Extract all lines in the data that contain the word "before".

┌─ Entries provided

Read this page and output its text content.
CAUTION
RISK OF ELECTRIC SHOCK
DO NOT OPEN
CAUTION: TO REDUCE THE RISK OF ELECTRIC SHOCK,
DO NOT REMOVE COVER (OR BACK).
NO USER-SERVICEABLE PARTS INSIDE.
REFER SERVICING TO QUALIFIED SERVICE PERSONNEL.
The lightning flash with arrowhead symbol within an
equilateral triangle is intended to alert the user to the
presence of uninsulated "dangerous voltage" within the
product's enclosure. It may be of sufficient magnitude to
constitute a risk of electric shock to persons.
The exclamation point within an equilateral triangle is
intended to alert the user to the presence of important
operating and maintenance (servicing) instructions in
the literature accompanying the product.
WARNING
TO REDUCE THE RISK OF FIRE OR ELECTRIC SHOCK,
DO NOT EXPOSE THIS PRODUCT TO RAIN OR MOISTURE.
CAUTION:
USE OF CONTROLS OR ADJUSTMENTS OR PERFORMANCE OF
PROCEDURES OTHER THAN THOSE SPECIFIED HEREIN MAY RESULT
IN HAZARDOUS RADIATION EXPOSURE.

└─
┌─ Entries provided

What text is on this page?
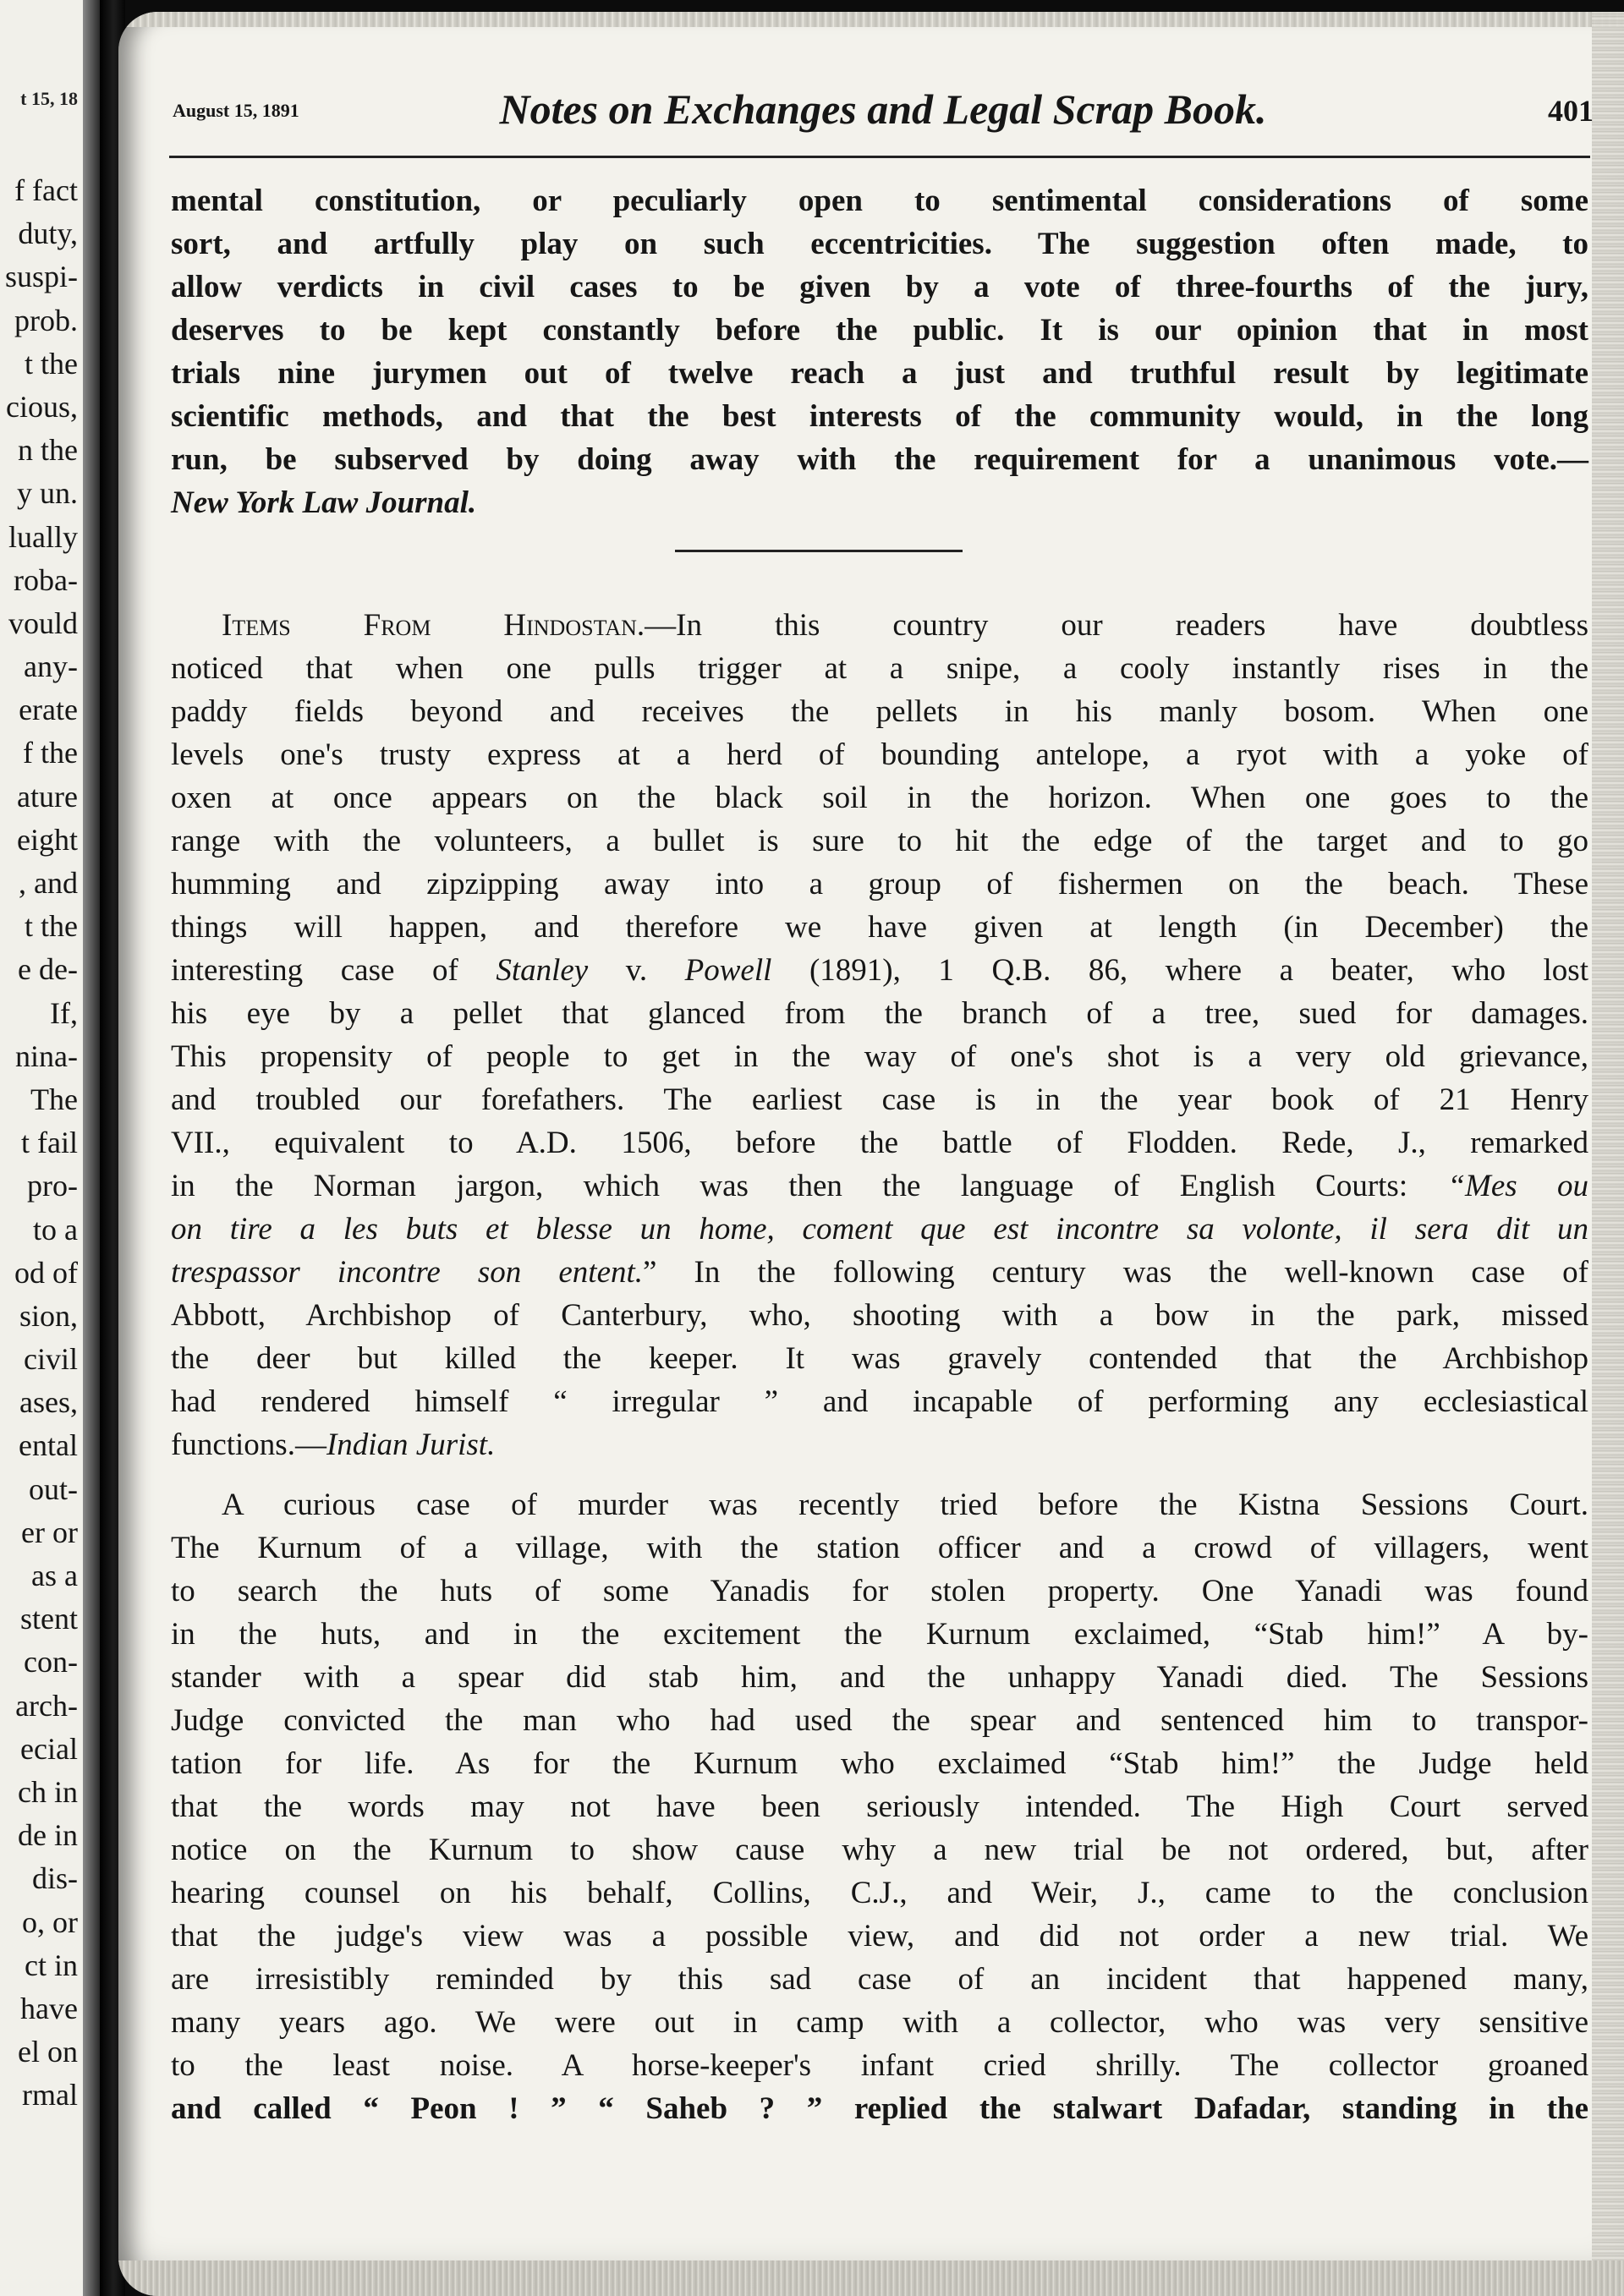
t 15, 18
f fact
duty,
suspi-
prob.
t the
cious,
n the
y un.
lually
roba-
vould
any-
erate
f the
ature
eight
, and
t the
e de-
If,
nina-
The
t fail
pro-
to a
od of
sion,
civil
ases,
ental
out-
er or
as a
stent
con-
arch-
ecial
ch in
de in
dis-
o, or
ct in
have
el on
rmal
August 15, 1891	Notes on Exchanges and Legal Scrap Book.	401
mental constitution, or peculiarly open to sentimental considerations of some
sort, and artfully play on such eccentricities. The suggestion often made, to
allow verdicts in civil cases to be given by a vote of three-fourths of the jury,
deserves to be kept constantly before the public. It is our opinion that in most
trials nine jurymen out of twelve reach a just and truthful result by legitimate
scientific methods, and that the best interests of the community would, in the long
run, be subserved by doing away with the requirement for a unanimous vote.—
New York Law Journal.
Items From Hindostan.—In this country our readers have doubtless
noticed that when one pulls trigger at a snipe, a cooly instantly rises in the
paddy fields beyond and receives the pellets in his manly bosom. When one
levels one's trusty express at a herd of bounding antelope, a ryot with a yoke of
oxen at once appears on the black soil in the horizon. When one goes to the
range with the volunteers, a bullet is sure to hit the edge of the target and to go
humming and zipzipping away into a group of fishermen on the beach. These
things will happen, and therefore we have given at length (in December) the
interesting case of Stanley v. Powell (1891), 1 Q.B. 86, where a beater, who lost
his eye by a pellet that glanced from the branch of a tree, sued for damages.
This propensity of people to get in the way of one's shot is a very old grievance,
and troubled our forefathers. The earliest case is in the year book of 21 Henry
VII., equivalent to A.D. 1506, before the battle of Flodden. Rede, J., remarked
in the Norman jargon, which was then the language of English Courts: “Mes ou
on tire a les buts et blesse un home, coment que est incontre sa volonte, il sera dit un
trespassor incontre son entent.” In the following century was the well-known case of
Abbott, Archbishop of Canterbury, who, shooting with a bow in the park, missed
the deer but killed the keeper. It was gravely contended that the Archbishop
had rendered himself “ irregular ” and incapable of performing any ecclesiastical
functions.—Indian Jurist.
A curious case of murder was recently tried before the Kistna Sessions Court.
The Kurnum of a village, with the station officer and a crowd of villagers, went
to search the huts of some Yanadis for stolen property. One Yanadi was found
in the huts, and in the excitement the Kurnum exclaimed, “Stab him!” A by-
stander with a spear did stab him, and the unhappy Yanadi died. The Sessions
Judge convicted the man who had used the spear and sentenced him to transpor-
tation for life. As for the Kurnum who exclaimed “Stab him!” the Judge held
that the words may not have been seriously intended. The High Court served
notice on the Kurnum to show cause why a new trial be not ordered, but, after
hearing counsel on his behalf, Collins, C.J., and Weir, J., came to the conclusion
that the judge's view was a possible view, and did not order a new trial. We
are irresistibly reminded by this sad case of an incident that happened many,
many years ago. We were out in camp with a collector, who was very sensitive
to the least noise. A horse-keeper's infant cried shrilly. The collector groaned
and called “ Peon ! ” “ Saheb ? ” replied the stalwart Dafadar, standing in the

└─

■ Exercise response ■
deserves to be kept constantly before the public. It is our opinion that in most
VII., equivalent to A.D. 1506, before the battle of Flodden. Rede, J., remarked
A curious case of murder was recently tried before the Kistna Sessions Court.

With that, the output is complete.